*RECORDS SUPPLIED*

──────

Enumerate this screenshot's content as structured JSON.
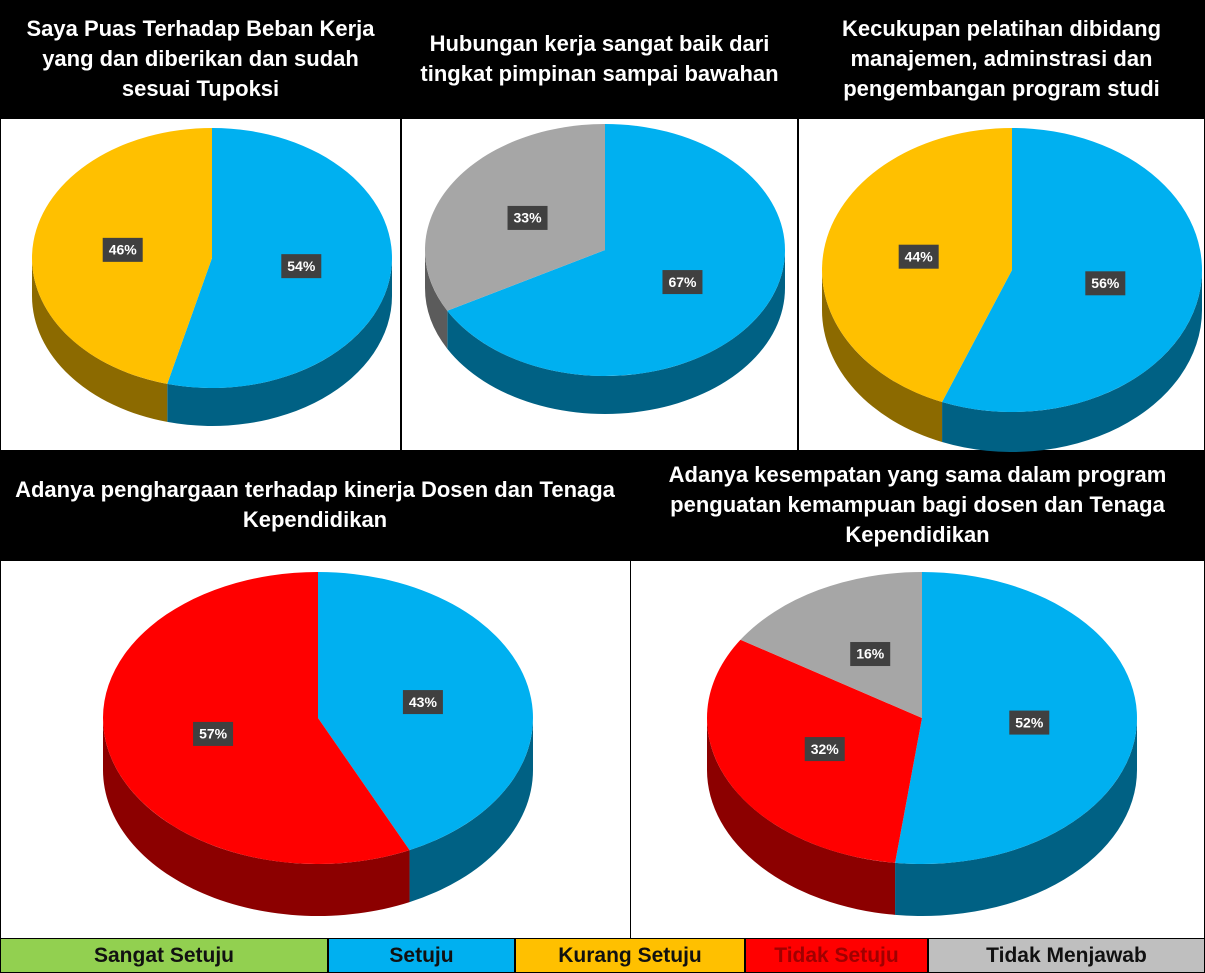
{
  "chart_data": [
    {
      "type": "pie",
      "title": "Saya Puas Terhadap Beban Kerja yang dan diberikan dan  sudah  sesuai Tupoksi",
      "values": [
        54,
        46
      ],
      "value_labels": [
        "54%",
        "46%"
      ],
      "colors": [
        "#00b0f0",
        "#ffc000"
      ]
    },
    {
      "type": "pie",
      "title": "Hubungan kerja sangat baik dari tingkat pimpinan sampai bawahan",
      "values": [
        67,
        33
      ],
      "value_labels": [
        "67%",
        "33%"
      ],
      "colors": [
        "#00b0f0",
        "#a6a6a6"
      ]
    },
    {
      "type": "pie",
      "title": "Kecukupan pelatihan dibidang manajemen, adminstrasi dan pengembangan program studi",
      "values": [
        56,
        44
      ],
      "value_labels": [
        "56%",
        "44%"
      ],
      "colors": [
        "#00b0f0",
        "#ffc000"
      ]
    },
    {
      "type": "pie",
      "title": "Adanya penghargaan terhadap kinerja Dosen dan Tenaga Kependidikan",
      "values": [
        43,
        57
      ],
      "value_labels": [
        "43%",
        "57%"
      ],
      "colors": [
        "#00b0f0",
        "#ff0000"
      ]
    },
    {
      "type": "pie",
      "title": "Adanya kesempatan yang sama dalam program penguatan kemampuan bagi dosen dan Tenaga Kependidikan",
      "values": [
        52,
        32,
        16
      ],
      "value_labels": [
        "52%",
        "32%",
        "16%"
      ],
      "colors": [
        "#00b0f0",
        "#ff0000",
        "#a6a6a6"
      ]
    }
  ],
  "legend": [
    {
      "name": "Sangat Setuju",
      "color": "#92d050"
    },
    {
      "name": "Setuju",
      "color": "#00b0f0"
    },
    {
      "name": "Kurang Setuju",
      "color": "#ffc000"
    },
    {
      "name": "Tidak Setuju",
      "color": "#ff0000"
    },
    {
      "name": "Tidak Menjawab",
      "color": "#bfbfbf"
    }
  ]
}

──────

*WORK TO COMPLETE*
Extract every line containing the string "Tidak" from the material.

*RESULT*
      "name": "Tidak Setuju",
      "name": "Tidak Menjawab",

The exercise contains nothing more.